[Collected data entries]
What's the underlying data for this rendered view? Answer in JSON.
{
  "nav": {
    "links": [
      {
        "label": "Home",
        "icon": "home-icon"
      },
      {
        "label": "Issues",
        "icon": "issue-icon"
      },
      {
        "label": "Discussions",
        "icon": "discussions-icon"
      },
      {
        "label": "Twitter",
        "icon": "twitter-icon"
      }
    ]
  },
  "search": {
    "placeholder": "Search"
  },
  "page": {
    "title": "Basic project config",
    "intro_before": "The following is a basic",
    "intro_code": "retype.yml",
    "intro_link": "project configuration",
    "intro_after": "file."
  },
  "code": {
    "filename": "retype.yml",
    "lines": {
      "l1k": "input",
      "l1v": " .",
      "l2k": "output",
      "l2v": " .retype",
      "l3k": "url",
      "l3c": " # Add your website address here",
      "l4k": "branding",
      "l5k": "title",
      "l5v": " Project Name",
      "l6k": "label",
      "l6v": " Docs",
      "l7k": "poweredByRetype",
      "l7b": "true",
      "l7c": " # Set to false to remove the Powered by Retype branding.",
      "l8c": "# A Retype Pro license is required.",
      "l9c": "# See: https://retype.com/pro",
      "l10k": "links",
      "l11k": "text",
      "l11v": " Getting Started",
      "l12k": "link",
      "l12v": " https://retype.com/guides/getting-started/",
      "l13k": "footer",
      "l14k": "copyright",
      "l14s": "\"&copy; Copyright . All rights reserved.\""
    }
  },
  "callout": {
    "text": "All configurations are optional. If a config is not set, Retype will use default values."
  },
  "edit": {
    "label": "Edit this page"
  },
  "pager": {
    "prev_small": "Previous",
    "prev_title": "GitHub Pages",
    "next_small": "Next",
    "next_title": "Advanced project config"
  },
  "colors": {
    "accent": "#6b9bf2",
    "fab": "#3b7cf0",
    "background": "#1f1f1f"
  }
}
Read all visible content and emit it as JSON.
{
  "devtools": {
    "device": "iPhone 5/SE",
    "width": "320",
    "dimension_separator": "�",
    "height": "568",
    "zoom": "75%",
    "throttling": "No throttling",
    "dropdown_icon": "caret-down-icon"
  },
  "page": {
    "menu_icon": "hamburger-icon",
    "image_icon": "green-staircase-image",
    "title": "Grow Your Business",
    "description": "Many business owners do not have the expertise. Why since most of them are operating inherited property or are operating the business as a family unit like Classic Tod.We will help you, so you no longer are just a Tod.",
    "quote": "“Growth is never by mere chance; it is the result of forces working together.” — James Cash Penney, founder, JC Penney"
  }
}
---
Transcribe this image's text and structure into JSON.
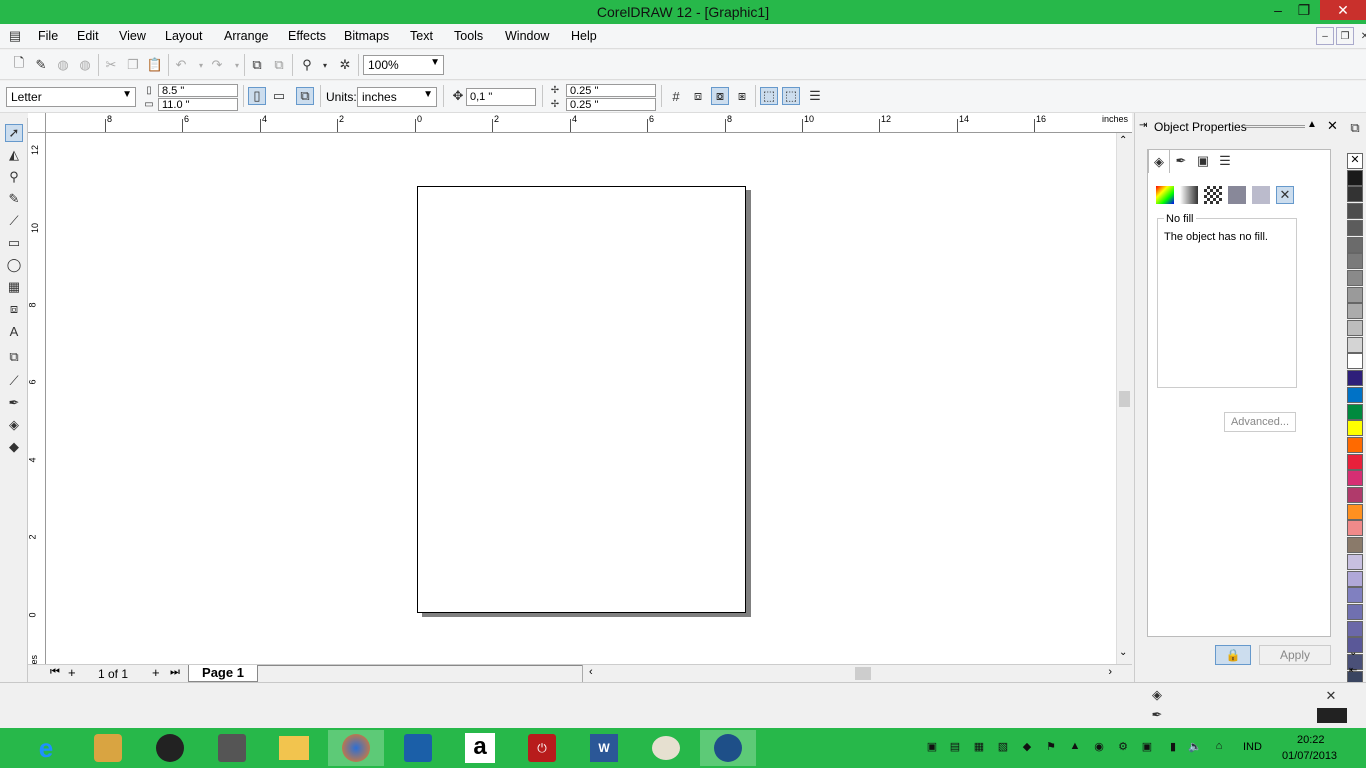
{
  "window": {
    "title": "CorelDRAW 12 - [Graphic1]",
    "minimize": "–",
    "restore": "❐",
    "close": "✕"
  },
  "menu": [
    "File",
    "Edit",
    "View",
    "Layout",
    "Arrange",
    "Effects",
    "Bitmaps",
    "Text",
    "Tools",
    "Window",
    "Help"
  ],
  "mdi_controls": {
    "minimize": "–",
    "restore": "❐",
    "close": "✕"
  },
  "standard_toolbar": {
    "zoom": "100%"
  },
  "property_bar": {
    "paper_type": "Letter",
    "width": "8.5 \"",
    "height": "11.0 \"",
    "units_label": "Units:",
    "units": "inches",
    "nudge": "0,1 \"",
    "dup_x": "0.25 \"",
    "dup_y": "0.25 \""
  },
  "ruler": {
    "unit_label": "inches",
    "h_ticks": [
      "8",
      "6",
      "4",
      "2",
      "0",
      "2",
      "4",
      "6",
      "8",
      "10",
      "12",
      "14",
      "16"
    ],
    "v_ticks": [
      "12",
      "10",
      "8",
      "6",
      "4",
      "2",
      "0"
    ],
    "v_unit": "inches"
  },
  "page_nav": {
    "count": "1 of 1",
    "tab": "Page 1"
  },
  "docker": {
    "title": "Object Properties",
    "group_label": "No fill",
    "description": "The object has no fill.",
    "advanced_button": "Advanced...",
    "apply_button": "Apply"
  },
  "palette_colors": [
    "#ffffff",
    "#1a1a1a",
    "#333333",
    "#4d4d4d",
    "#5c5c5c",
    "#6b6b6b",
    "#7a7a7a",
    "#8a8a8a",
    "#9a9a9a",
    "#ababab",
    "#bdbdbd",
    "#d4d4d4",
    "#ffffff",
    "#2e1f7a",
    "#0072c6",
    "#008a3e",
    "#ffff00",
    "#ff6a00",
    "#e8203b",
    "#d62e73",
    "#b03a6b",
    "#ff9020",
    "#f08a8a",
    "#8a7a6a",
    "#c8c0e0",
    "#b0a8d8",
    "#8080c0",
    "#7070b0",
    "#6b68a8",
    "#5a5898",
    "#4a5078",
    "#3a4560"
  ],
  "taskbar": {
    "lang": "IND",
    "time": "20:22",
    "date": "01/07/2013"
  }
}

### SHORT EXERCISE
Give a single number: the count of lines above that include the word "fill".

### TASK RESULT
2